* **MATERIAL**
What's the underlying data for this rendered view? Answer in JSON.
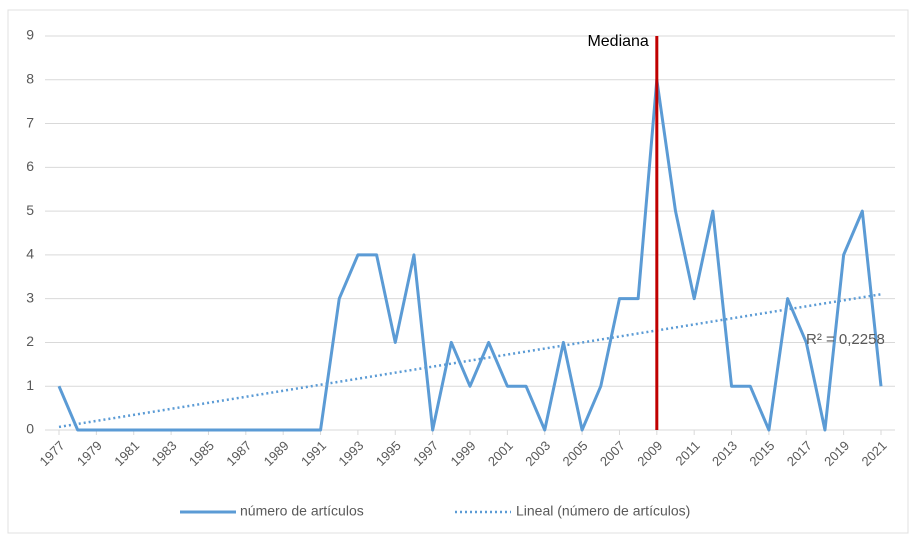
{
  "chart_data": {
    "type": "line",
    "x": [
      1977,
      1978,
      1979,
      1980,
      1981,
      1982,
      1983,
      1984,
      1985,
      1986,
      1987,
      1988,
      1989,
      1990,
      1991,
      1992,
      1993,
      1994,
      1995,
      1996,
      1997,
      1998,
      1999,
      2000,
      2001,
      2002,
      2003,
      2004,
      2005,
      2006,
      2007,
      2008,
      2009,
      2010,
      2011,
      2012,
      2013,
      2014,
      2015,
      2016,
      2017,
      2018,
      2019,
      2020,
      2021
    ],
    "series": [
      {
        "name": "número de artículos",
        "color": "#5b9bd5",
        "values": [
          1,
          0,
          0,
          0,
          0,
          0,
          0,
          0,
          0,
          0,
          0,
          0,
          0,
          0,
          0,
          3,
          4,
          4,
          2,
          4,
          0,
          2,
          1,
          2,
          1,
          1,
          0,
          2,
          0,
          1,
          3,
          3,
          8,
          5,
          3,
          5,
          1,
          1,
          0,
          3,
          2,
          0,
          4,
          5,
          1
        ]
      }
    ],
    "trendline": {
      "name": "Lineal (número de artículos)",
      "color": "#5b9bd5",
      "x": [
        1977,
        2021
      ],
      "values": [
        0.07,
        3.1
      ],
      "annotation": "R² = 0,2258"
    },
    "median": {
      "label": "Mediana",
      "x": 2009,
      "color": "#c00000"
    },
    "xlim": [
      1977,
      2021
    ],
    "xticks": [
      1977,
      1979,
      1981,
      1983,
      1985,
      1987,
      1989,
      1991,
      1993,
      1995,
      1997,
      1999,
      2001,
      2003,
      2005,
      2007,
      2009,
      2011,
      2013,
      2015,
      2017,
      2019,
      2021
    ],
    "ylim": [
      0,
      9
    ],
    "yticks": [
      0,
      1,
      2,
      3,
      4,
      5,
      6,
      7,
      8,
      9
    ],
    "grid": true
  }
}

* **EXERCISE**
Using the listing above, gather each line that holds the string "name" and copy it.

* **ANSWER TO THIS TASK**
        "name": "número de artículos",
      "name": "Lineal (número de artículos)",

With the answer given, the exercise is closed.